→ Aim: Repeat the entire listing exactly as written.

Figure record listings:
Start
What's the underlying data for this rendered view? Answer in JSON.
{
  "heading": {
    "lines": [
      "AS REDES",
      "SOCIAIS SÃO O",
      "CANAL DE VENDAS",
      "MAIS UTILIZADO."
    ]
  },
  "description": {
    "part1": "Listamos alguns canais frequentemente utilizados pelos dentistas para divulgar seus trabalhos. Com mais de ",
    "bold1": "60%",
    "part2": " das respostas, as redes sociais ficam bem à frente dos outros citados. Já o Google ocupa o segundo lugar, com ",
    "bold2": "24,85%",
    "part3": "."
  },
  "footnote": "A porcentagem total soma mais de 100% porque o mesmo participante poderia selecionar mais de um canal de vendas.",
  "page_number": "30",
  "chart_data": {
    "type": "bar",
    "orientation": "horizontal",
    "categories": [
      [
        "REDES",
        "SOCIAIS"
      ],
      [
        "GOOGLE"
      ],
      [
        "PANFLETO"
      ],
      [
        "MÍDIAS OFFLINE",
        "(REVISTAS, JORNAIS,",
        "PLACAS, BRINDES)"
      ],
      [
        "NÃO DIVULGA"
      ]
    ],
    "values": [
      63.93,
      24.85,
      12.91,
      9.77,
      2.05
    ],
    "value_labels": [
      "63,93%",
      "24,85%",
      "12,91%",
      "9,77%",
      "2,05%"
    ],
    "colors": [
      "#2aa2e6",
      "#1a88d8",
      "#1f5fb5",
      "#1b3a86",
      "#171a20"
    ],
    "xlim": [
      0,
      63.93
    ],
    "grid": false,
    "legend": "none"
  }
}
End
→ Written response:
What's the underlying data for this rendered view? Answer in JSON.
{
  "heading": {
    "lines": [
      "AS REDES",
      "SOCIAIS SÃO O",
      "CANAL DE VENDAS",
      "MAIS UTILIZADO."
    ]
  },
  "description": {
    "part1": "Listamos alguns canais frequentemente utilizados pelos dentistas para divulgar seus trabalhos. Com mais de ",
    "bold1": "60%",
    "part2": " das respostas, as redes sociais ficam bem à frente dos outros citados. Já o Google ocupa o segundo lugar, com ",
    "bold2": "24,85%",
    "part3": "."
  },
  "footnote": "A porcentagem total soma mais de 100% porque o mesmo participante poderia selecionar mais de um canal de vendas.",
  "page_number": "30",
  "chart_data": {
    "type": "bar",
    "orientation": "horizontal",
    "categories": [
      [
        "REDES",
        "SOCIAIS"
      ],
      [
        "GOOGLE"
      ],
      [
        "PANFLETO"
      ],
      [
        "MÍDIAS OFFLINE",
        "(REVISTAS, JORNAIS,",
        "PLACAS, BRINDES)"
      ],
      [
        "NÃO DIVULGA"
      ]
    ],
    "values": [
      63.93,
      24.85,
      12.91,
      9.77,
      2.05
    ],
    "value_labels": [
      "63,93%",
      "24,85%",
      "12,91%",
      "9,77%",
      "2,05%"
    ],
    "colors": [
      "#2aa2e6",
      "#1a88d8",
      "#1f5fb5",
      "#1b3a86",
      "#171a20"
    ],
    "xlim": [
      0,
      63.93
    ],
    "grid": false,
    "legend": "none"
  }
}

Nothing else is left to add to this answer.